↓↓↓

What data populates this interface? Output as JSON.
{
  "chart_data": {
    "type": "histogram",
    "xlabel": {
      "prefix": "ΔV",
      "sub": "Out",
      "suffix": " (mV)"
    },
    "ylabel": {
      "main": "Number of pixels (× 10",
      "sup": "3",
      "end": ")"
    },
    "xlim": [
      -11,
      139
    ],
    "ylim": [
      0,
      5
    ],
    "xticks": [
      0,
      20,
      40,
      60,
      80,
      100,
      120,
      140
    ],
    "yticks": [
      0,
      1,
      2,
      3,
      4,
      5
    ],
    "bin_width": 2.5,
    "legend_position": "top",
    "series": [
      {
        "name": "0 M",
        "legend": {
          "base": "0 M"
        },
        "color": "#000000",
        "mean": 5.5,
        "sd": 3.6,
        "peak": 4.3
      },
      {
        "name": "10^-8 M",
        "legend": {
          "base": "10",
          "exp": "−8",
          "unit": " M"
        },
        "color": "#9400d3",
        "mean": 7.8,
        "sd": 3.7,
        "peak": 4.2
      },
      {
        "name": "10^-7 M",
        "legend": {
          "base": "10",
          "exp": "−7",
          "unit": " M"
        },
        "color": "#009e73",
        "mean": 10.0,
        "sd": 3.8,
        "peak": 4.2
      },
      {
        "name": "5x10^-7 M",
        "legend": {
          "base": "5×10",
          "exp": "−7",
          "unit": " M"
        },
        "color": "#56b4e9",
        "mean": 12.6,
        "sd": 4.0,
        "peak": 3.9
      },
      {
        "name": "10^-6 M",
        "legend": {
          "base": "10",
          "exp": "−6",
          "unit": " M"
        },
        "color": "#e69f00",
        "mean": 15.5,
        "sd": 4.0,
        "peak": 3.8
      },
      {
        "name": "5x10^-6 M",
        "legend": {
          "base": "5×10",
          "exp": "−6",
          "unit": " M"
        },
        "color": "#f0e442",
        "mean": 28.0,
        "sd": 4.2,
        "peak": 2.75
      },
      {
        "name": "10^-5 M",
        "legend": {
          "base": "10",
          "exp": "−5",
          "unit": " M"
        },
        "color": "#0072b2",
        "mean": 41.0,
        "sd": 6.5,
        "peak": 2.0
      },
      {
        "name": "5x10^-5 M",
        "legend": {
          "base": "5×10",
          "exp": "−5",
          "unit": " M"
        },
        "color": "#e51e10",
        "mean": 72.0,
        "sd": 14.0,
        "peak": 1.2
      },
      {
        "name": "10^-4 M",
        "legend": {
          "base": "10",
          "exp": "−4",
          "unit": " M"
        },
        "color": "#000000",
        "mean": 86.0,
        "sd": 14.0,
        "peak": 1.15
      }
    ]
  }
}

↑↑↑

• **The problem**:
Search the lines for the word "peak" and report how many contain it, by number only.

• **Solved problem**:
9